# Information supplied
========
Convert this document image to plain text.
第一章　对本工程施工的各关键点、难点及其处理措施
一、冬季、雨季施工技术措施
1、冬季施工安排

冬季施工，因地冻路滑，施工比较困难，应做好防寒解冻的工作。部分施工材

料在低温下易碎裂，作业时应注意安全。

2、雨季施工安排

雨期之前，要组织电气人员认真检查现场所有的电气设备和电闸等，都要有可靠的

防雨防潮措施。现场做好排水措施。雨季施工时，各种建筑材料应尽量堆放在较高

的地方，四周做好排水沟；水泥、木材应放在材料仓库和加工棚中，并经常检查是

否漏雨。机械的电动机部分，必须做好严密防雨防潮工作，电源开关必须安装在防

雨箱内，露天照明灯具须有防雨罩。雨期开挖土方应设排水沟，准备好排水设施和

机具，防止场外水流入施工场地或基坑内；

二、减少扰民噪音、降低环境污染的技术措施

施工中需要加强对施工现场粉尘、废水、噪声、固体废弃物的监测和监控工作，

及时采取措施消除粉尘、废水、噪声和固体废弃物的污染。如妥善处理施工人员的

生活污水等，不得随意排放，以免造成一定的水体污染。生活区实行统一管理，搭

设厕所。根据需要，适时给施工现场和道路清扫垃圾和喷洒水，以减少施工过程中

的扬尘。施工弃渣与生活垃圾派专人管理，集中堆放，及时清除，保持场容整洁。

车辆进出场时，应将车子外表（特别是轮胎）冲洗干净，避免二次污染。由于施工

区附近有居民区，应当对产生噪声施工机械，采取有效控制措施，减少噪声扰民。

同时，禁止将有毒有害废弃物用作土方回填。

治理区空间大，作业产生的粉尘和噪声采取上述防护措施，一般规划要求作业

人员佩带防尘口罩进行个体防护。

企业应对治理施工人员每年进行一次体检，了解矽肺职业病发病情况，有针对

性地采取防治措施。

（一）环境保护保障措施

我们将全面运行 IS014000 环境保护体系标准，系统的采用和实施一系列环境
========
# Exercise aim
All of the entries must be written out exactly as they stand.

# Response to this task
Convert this document image to plain text.
第一章　对本工程施工的各关键点、难点及其处理措施
一、冬季、雨季施工技术措施
1、冬季施工安排

冬季施工，因地冻路滑，施工比较困难，应做好防寒解冻的工作。部分施工材

料在低温下易碎裂，作业时应注意安全。

2、雨季施工安排

雨期之前，要组织电气人员认真检查现场所有的电气设备和电闸等，都要有可靠的

防雨防潮措施。现场做好排水措施。雨季施工时，各种建筑材料应尽量堆放在较高

的地方，四周做好排水沟；水泥、木材应放在材料仓库和加工棚中，并经常检查是

否漏雨。机械的电动机部分，必须做好严密防雨防潮工作，电源开关必须安装在防

雨箱内，露天照明灯具须有防雨罩。雨期开挖土方应设排水沟，准备好排水设施和

机具，防止场外水流入施工场地或基坑内；

二、减少扰民噪音、降低环境污染的技术措施

施工中需要加强对施工现场粉尘、废水、噪声、固体废弃物的监测和监控工作，

及时采取措施消除粉尘、废水、噪声和固体废弃物的污染。如妥善处理施工人员的

生活污水等，不得随意排放，以免造成一定的水体污染。生活区实行统一管理，搭

设厕所。根据需要，适时给施工现场和道路清扫垃圾和喷洒水，以减少施工过程中

的扬尘。施工弃渣与生活垃圾派专人管理，集中堆放，及时清除，保持场容整洁。

车辆进出场时，应将车子外表（特别是轮胎）冲洗干净，避免二次污染。由于施工

区附近有居民区，应当对产生噪声施工机械，采取有效控制措施，减少噪声扰民。

同时，禁止将有毒有害废弃物用作土方回填。

治理区空间大，作业产生的粉尘和噪声采取上述防护措施，一般规划要求作业

人员佩带防尘口罩进行个体防护。

企业应对治理施工人员每年进行一次体检，了解矽肺职业病发病情况，有针对

性地采取防治措施。

（一）环境保护保障措施

我们将全面运行 IS014000 环境保护体系标准，系统的采用和实施一系列环境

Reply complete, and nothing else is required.